* Start *

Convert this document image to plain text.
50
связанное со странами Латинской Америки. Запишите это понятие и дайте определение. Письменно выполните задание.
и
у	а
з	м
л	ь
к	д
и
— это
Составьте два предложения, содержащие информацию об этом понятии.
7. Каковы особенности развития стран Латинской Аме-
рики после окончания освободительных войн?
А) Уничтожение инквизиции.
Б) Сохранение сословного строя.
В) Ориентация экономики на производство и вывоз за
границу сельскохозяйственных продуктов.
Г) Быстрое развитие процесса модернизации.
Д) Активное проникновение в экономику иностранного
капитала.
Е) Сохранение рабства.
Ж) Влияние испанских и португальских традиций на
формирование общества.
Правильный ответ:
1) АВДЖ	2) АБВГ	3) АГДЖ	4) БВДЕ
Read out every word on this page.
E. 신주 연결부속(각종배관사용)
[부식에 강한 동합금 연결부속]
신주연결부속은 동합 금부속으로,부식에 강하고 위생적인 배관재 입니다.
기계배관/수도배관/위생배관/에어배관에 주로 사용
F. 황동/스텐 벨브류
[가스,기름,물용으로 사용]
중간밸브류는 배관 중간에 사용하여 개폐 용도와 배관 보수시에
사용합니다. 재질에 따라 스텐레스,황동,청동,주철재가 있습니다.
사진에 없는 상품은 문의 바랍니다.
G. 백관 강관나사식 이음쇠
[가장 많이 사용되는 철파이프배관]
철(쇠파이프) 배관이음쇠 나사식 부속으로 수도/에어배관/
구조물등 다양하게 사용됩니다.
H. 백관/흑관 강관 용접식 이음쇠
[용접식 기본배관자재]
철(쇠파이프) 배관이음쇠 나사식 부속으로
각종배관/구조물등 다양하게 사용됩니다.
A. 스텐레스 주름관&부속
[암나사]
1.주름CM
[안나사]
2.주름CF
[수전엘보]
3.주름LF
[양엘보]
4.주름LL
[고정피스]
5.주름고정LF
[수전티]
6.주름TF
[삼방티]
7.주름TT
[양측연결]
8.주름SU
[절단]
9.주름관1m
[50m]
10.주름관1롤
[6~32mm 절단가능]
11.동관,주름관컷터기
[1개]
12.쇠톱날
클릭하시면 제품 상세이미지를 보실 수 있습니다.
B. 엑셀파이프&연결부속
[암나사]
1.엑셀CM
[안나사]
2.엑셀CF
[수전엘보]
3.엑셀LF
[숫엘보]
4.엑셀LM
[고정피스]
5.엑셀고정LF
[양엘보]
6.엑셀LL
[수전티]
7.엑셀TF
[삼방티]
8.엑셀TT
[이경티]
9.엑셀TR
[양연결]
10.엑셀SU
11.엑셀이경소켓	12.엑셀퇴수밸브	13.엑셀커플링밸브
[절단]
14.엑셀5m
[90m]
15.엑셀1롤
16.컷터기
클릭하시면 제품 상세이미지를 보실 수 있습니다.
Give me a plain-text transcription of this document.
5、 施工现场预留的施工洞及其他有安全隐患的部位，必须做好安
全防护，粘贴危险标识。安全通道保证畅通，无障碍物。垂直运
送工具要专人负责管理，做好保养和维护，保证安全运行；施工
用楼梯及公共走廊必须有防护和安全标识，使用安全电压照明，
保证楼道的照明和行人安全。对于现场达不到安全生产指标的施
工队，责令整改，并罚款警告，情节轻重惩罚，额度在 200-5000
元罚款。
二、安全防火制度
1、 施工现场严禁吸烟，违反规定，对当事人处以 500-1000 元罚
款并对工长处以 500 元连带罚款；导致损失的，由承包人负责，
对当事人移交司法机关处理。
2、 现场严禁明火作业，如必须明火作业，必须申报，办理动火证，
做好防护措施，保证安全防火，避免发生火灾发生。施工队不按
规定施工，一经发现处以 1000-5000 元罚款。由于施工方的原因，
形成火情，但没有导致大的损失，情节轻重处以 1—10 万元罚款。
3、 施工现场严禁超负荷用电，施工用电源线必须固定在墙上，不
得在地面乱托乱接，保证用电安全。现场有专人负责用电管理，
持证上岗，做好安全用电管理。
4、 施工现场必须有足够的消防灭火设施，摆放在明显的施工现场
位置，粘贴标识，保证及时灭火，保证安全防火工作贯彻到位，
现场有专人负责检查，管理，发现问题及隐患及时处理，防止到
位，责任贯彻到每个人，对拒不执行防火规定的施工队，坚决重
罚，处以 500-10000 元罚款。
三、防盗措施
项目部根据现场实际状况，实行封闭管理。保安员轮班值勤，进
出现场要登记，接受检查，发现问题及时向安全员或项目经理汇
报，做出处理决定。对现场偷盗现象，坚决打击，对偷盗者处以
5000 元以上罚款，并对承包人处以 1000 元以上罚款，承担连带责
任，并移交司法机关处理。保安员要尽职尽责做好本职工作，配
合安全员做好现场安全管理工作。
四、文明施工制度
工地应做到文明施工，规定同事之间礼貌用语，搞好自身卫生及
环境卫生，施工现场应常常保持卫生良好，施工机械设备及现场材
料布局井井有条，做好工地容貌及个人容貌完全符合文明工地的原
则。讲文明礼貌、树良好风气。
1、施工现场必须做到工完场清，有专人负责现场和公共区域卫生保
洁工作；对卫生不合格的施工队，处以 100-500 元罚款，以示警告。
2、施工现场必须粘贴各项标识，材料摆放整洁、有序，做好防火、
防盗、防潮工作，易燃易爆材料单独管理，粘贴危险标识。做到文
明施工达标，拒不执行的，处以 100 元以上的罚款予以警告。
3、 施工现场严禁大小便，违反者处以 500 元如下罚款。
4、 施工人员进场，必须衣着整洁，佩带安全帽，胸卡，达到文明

* End *

▶ WHAT TO PRODUCE:
Retype exactly the lines from the one containing "Give me a plain-text" through the last line of the records above, including both.

▶ EXERCISE OUTPUT:
Give me a plain-text transcription of this document.
5、 施工现场预留的施工洞及其他有安全隐患的部位，必须做好安
全防护，粘贴危险标识。安全通道保证畅通，无障碍物。垂直运
送工具要专人负责管理，做好保养和维护，保证安全运行；施工
用楼梯及公共走廊必须有防护和安全标识，使用安全电压照明，
保证楼道的照明和行人安全。对于现场达不到安全生产指标的施
工队，责令整改，并罚款警告，情节轻重惩罚，额度在 200-5000
元罚款。
二、安全防火制度
1、 施工现场严禁吸烟，违反规定，对当事人处以 500-1000 元罚
款并对工长处以 500 元连带罚款；导致损失的，由承包人负责，
对当事人移交司法机关处理。
2、 现场严禁明火作业，如必须明火作业，必须申报，办理动火证，
做好防护措施，保证安全防火，避免发生火灾发生。施工队不按
规定施工，一经发现处以 1000-5000 元罚款。由于施工方的原因，
形成火情，但没有导致大的损失，情节轻重处以 1—10 万元罚款。
3、 施工现场严禁超负荷用电，施工用电源线必须固定在墙上，不
得在地面乱托乱接，保证用电安全。现场有专人负责用电管理，
持证上岗，做好安全用电管理。
4、 施工现场必须有足够的消防灭火设施，摆放在明显的施工现场
位置，粘贴标识，保证及时灭火，保证安全防火工作贯彻到位，
现场有专人负责检查，管理，发现问题及隐患及时处理，防止到
位，责任贯彻到每个人，对拒不执行防火规定的施工队，坚决重
罚，处以 500-10000 元罚款。
三、防盗措施
项目部根据现场实际状况，实行封闭管理。保安员轮班值勤，进
出现场要登记，接受检查，发现问题及时向安全员或项目经理汇
报，做出处理决定。对现场偷盗现象，坚决打击，对偷盗者处以
5000 元以上罚款，并对承包人处以 1000 元以上罚款，承担连带责
任，并移交司法机关处理。保安员要尽职尽责做好本职工作，配
合安全员做好现场安全管理工作。
四、文明施工制度
工地应做到文明施工，规定同事之间礼貌用语，搞好自身卫生及
环境卫生，施工现场应常常保持卫生良好，施工机械设备及现场材
料布局井井有条，做好工地容貌及个人容貌完全符合文明工地的原
则。讲文明礼貌、树良好风气。
1、施工现场必须做到工完场清，有专人负责现场和公共区域卫生保
洁工作；对卫生不合格的施工队，处以 100-500 元罚款，以示警告。
2、施工现场必须粘贴各项标识，材料摆放整洁、有序，做好防火、
防盗、防潮工作，易燃易爆材料单独管理，粘贴危险标识。做到文
明施工达标，拒不执行的，处以 100 元以上的罚款予以警告。
3、 施工现场严禁大小便，违反者处以 500 元如下罚款。
4、 施工人员进场，必须衣着整洁，佩带安全帽，胸卡，达到文明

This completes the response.